- [THE RECORDS]
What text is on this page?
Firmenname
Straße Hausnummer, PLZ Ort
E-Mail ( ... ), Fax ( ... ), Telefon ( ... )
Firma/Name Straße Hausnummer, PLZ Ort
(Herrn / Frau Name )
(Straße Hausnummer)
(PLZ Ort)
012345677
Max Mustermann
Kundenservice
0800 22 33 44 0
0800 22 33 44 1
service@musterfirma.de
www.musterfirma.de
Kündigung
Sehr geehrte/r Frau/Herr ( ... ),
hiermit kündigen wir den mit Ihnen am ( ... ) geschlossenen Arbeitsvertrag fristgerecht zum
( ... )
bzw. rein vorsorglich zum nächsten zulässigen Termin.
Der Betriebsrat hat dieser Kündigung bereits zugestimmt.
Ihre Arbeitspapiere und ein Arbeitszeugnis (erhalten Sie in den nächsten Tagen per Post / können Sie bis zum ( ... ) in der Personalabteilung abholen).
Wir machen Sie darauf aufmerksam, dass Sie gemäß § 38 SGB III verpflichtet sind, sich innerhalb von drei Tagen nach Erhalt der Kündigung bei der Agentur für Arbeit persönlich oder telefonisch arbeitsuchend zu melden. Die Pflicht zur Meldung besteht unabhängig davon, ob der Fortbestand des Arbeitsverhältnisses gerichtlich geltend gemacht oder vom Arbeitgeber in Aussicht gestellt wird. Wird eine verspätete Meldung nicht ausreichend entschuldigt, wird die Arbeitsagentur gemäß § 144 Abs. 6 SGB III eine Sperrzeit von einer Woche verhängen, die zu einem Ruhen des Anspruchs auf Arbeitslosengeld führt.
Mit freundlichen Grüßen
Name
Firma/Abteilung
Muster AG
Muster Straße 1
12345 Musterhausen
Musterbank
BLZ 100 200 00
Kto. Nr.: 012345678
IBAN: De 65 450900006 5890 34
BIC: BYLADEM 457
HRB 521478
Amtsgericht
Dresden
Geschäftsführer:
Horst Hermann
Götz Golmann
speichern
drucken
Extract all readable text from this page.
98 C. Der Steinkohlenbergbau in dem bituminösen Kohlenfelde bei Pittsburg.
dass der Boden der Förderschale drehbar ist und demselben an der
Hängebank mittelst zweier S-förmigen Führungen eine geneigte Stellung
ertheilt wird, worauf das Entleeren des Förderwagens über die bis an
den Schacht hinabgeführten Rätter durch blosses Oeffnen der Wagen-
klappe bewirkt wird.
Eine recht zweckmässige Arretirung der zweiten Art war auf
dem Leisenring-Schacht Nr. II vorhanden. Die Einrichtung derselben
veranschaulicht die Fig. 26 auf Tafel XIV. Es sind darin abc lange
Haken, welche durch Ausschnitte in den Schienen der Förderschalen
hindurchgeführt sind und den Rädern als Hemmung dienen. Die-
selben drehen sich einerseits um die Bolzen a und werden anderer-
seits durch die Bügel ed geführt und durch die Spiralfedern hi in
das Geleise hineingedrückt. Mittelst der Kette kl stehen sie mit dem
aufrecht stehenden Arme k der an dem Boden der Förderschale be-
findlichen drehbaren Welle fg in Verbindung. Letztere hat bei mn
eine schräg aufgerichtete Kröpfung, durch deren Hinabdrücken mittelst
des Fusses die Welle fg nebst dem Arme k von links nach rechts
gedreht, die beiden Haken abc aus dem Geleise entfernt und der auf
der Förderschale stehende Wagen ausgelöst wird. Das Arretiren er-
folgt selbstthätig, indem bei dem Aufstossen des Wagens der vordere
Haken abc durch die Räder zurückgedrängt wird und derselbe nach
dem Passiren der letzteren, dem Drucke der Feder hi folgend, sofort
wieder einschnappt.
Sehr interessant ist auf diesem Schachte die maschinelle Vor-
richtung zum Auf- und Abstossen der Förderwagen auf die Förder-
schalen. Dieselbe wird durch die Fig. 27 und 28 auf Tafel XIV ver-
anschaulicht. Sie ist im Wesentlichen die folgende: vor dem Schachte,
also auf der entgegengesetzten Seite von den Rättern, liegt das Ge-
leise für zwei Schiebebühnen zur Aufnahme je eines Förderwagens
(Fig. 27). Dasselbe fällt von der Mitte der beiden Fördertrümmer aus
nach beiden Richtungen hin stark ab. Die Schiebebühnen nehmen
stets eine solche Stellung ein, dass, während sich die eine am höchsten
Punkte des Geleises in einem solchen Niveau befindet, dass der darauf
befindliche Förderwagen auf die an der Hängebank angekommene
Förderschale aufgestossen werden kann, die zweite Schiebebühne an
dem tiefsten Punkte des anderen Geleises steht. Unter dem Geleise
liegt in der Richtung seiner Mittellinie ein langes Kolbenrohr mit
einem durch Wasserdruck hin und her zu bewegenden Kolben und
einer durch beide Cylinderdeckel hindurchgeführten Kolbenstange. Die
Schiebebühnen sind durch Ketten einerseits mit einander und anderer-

- [WRITTEN INSTRUCTION]
Every entry above needs to be quoted exactly.

- [PROBLEM SOLUTION]
What text is on this page?
Firmenname
Straße Hausnummer, PLZ Ort
E-Mail ( ... ), Fax ( ... ), Telefon ( ... )
Firma/Name Straße Hausnummer, PLZ Ort
(Herrn / Frau Name )
(Straße Hausnummer)
(PLZ Ort)
012345677
Max Mustermann
Kundenservice
0800 22 33 44 0
0800 22 33 44 1
service@musterfirma.de
www.musterfirma.de
Kündigung
Sehr geehrte/r Frau/Herr ( ... ),
hiermit kündigen wir den mit Ihnen am ( ... ) geschlossenen Arbeitsvertrag fristgerecht zum
( ... )
bzw. rein vorsorglich zum nächsten zulässigen Termin.
Der Betriebsrat hat dieser Kündigung bereits zugestimmt.
Ihre Arbeitspapiere und ein Arbeitszeugnis (erhalten Sie in den nächsten Tagen per Post / können Sie bis zum ( ... ) in der Personalabteilung abholen).
Wir machen Sie darauf aufmerksam, dass Sie gemäß § 38 SGB III verpflichtet sind, sich innerhalb von drei Tagen nach Erhalt der Kündigung bei der Agentur für Arbeit persönlich oder telefonisch arbeitsuchend zu melden. Die Pflicht zur Meldung besteht unabhängig davon, ob der Fortbestand des Arbeitsverhältnisses gerichtlich geltend gemacht oder vom Arbeitgeber in Aussicht gestellt wird. Wird eine verspätete Meldung nicht ausreichend entschuldigt, wird die Arbeitsagentur gemäß § 144 Abs. 6 SGB III eine Sperrzeit von einer Woche verhängen, die zu einem Ruhen des Anspruchs auf Arbeitslosengeld führt.
Mit freundlichen Grüßen
Name
Firma/Abteilung
Muster AG
Muster Straße 1
12345 Musterhausen
Musterbank
BLZ 100 200 00
Kto. Nr.: 012345678
IBAN: De 65 450900006 5890 34
BIC: BYLADEM 457
HRB 521478
Amtsgericht
Dresden
Geschäftsführer:
Horst Hermann
Götz Golmann
speichern
drucken
Extract all readable text from this page.
98 C. Der Steinkohlenbergbau in dem bituminösen Kohlenfelde bei Pittsburg.
dass der Boden der Förderschale drehbar ist und demselben an der
Hängebank mittelst zweier S-förmigen Führungen eine geneigte Stellung
ertheilt wird, worauf das Entleeren des Förderwagens über die bis an
den Schacht hinabgeführten Rätter durch blosses Oeffnen der Wagen-
klappe bewirkt wird.
Eine recht zweckmässige Arretirung der zweiten Art war auf
dem Leisenring-Schacht Nr. II vorhanden. Die Einrichtung derselben
veranschaulicht die Fig. 26 auf Tafel XIV. Es sind darin abc lange
Haken, welche durch Ausschnitte in den Schienen der Förderschalen
hindurchgeführt sind und den Rädern als Hemmung dienen. Die-
selben drehen sich einerseits um die Bolzen a und werden anderer-
seits durch die Bügel ed geführt und durch die Spiralfedern hi in
das Geleise hineingedrückt. Mittelst der Kette kl stehen sie mit dem
aufrecht stehenden Arme k der an dem Boden der Förderschale be-
findlichen drehbaren Welle fg in Verbindung. Letztere hat bei mn
eine schräg aufgerichtete Kröpfung, durch deren Hinabdrücken mittelst
des Fusses die Welle fg nebst dem Arme k von links nach rechts
gedreht, die beiden Haken abc aus dem Geleise entfernt und der auf
der Förderschale stehende Wagen ausgelöst wird. Das Arretiren er-
folgt selbstthätig, indem bei dem Aufstossen des Wagens der vordere
Haken abc durch die Räder zurückgedrängt wird und derselbe nach
dem Passiren der letzteren, dem Drucke der Feder hi folgend, sofort
wieder einschnappt.
Sehr interessant ist auf diesem Schachte die maschinelle Vor-
richtung zum Auf- und Abstossen der Förderwagen auf die Förder-
schalen. Dieselbe wird durch die Fig. 27 und 28 auf Tafel XIV ver-
anschaulicht. Sie ist im Wesentlichen die folgende: vor dem Schachte,
also auf der entgegengesetzten Seite von den Rättern, liegt das Ge-
leise für zwei Schiebebühnen zur Aufnahme je eines Förderwagens
(Fig. 27). Dasselbe fällt von der Mitte der beiden Fördertrümmer aus
nach beiden Richtungen hin stark ab. Die Schiebebühnen nehmen
stets eine solche Stellung ein, dass, während sich die eine am höchsten
Punkte des Geleises in einem solchen Niveau befindet, dass der darauf
befindliche Förderwagen auf die an der Hängebank angekommene
Förderschale aufgestossen werden kann, die zweite Schiebebühne an
dem tiefsten Punkte des anderen Geleises steht. Unter dem Geleise
liegt in der Richtung seiner Mittellinie ein langes Kolbenrohr mit
einem durch Wasserdruck hin und her zu bewegenden Kolben und
einer durch beide Cylinderdeckel hindurchgeführten Kolbenstange. Die
Schiebebühnen sind durch Ketten einerseits mit einander und anderer-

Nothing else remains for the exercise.